**Task statement**
Pull out every line with the word "External".

>> Begin Exercise input

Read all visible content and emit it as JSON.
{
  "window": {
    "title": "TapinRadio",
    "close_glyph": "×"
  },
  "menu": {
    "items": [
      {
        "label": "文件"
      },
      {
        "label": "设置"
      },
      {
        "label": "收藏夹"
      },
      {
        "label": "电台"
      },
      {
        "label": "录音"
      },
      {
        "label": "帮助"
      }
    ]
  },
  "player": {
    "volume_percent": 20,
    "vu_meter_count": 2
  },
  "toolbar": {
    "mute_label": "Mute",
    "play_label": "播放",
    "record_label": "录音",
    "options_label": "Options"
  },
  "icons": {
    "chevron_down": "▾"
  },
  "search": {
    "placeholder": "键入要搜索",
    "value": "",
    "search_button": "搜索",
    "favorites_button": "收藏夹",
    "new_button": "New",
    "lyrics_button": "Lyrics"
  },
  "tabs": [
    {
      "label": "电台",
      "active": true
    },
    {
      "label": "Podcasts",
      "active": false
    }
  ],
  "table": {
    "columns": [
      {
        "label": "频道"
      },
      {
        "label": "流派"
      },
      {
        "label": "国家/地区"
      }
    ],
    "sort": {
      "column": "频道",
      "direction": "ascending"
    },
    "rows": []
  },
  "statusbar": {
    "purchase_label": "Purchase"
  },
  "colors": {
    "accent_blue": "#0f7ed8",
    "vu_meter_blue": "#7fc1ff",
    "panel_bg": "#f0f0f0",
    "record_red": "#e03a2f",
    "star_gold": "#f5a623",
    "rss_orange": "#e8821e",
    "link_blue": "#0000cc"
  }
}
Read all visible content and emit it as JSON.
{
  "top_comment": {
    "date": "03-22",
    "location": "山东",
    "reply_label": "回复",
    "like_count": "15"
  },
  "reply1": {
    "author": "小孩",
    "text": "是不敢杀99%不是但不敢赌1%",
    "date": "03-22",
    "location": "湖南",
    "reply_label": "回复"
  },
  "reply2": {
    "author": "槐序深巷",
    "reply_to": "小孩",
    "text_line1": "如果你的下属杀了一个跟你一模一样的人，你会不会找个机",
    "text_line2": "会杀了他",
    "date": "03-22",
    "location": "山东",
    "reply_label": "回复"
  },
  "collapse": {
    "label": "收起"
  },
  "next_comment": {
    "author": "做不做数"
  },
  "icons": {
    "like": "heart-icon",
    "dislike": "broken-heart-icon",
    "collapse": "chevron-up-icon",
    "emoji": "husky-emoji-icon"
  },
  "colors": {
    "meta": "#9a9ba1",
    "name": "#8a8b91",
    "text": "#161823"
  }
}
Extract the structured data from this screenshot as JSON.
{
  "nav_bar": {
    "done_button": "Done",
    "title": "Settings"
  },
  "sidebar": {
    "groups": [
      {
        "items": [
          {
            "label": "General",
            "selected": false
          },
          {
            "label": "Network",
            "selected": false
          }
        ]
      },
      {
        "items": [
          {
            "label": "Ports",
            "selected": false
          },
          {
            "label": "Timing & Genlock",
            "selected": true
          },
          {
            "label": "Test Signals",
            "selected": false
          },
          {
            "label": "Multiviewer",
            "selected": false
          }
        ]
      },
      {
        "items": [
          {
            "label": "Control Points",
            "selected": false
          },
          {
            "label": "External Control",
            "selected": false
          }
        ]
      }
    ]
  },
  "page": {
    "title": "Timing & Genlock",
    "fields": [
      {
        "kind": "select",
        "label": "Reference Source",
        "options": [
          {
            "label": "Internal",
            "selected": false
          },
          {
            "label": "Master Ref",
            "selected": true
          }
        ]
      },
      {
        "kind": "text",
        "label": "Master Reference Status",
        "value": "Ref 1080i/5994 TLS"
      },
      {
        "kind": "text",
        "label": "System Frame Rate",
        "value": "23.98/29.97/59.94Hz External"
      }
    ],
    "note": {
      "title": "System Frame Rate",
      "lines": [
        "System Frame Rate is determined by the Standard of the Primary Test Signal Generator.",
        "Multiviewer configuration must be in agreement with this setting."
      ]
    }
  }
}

>> End Exercise input

**Task response**
            "label": "External Control",
        "value": "23.98/29.97/59.94Hz External"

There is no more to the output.